## Given instruction
Write the count of lines that contain the word "color" and nothing else.

## Material to process
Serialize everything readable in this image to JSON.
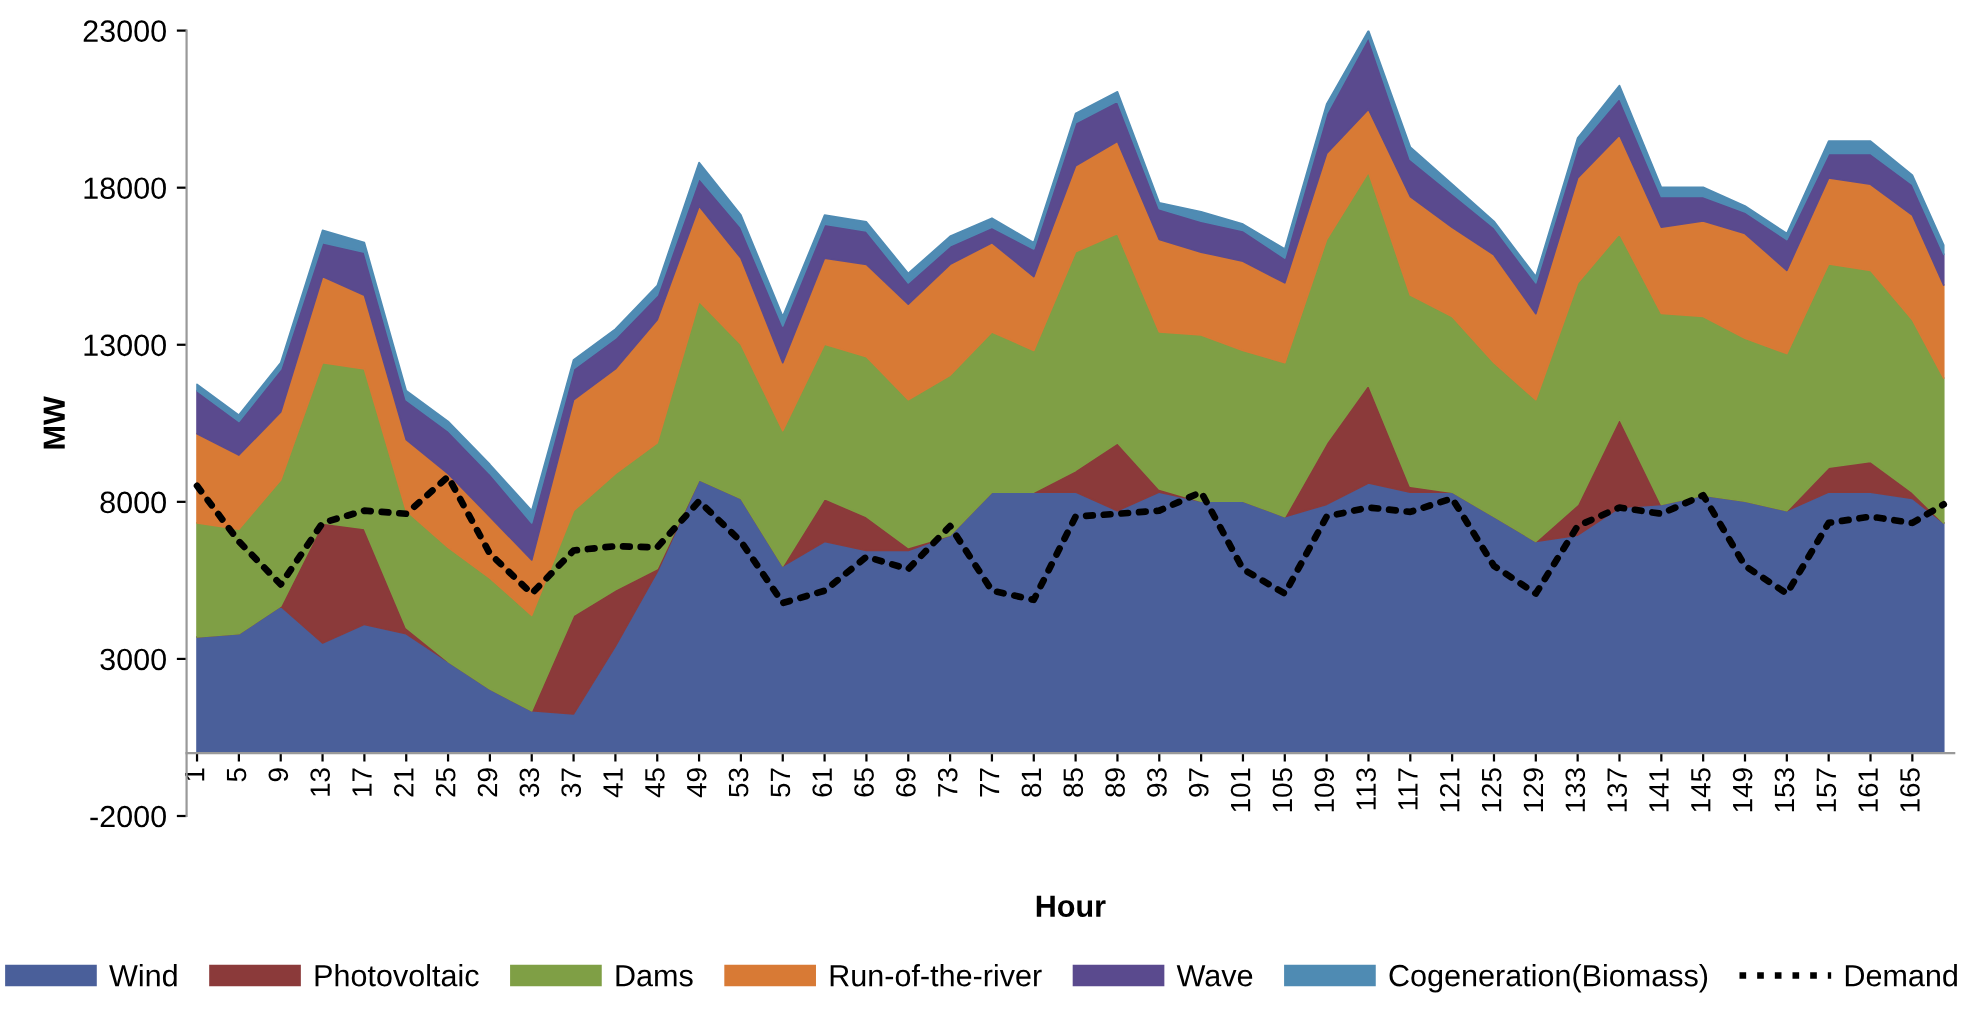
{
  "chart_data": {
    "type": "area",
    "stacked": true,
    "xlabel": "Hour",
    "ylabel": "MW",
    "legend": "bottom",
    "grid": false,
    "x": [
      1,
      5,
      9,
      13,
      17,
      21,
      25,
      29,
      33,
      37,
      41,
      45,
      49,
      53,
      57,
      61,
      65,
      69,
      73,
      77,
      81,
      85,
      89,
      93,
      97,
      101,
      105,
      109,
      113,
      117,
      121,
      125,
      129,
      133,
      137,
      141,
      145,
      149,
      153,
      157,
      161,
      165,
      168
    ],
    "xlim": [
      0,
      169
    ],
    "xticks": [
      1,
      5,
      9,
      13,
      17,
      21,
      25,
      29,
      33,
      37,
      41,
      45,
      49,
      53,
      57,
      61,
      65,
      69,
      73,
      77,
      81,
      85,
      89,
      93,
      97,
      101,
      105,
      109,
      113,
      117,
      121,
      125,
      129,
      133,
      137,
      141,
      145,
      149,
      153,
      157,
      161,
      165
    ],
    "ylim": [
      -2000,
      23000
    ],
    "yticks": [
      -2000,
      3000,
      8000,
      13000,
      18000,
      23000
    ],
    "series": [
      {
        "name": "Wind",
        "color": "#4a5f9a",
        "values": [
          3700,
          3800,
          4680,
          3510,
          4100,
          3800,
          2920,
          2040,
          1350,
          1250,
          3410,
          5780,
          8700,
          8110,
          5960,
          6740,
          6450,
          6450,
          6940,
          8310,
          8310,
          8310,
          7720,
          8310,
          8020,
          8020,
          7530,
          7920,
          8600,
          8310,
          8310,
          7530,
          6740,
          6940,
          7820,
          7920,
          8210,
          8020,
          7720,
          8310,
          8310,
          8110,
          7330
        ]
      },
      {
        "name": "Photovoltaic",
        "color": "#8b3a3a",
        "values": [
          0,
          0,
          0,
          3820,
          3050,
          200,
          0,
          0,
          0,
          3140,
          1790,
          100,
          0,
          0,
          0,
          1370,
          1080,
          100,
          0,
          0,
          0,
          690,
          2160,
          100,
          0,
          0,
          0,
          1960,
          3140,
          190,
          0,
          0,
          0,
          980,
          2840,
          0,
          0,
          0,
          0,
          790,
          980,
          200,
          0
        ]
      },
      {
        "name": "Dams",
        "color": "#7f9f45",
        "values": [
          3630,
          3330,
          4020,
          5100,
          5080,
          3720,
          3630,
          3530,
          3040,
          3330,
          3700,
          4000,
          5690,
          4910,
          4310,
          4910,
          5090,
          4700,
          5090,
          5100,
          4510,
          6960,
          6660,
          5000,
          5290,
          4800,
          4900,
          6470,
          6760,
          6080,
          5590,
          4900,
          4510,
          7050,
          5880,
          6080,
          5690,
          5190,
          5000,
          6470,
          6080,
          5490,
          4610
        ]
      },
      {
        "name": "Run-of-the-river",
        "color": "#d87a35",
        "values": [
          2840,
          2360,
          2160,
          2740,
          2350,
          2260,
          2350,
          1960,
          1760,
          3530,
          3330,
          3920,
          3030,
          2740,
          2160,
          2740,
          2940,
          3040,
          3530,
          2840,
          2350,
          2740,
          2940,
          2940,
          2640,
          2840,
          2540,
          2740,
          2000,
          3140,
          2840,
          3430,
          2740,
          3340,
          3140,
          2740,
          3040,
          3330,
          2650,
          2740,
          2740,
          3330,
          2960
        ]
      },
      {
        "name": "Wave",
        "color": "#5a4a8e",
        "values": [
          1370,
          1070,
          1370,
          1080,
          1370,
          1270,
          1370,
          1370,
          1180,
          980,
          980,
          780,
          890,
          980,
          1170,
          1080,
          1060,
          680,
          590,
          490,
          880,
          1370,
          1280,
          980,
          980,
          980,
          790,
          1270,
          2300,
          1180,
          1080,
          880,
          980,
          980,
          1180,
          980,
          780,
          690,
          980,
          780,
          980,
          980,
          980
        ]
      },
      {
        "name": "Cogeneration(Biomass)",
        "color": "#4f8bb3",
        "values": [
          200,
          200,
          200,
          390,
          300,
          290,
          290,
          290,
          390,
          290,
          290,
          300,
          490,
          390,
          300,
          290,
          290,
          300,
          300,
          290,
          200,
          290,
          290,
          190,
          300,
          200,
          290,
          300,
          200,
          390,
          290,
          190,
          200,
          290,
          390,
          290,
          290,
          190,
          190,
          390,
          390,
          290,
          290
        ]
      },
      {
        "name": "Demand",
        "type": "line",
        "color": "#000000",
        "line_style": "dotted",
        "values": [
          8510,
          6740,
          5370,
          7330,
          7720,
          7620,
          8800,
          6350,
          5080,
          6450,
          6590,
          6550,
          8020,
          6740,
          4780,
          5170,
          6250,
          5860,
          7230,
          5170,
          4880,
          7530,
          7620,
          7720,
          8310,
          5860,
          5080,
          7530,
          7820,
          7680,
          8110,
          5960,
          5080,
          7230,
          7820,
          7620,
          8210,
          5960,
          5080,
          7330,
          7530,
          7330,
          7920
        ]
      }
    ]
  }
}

## Exercise response
7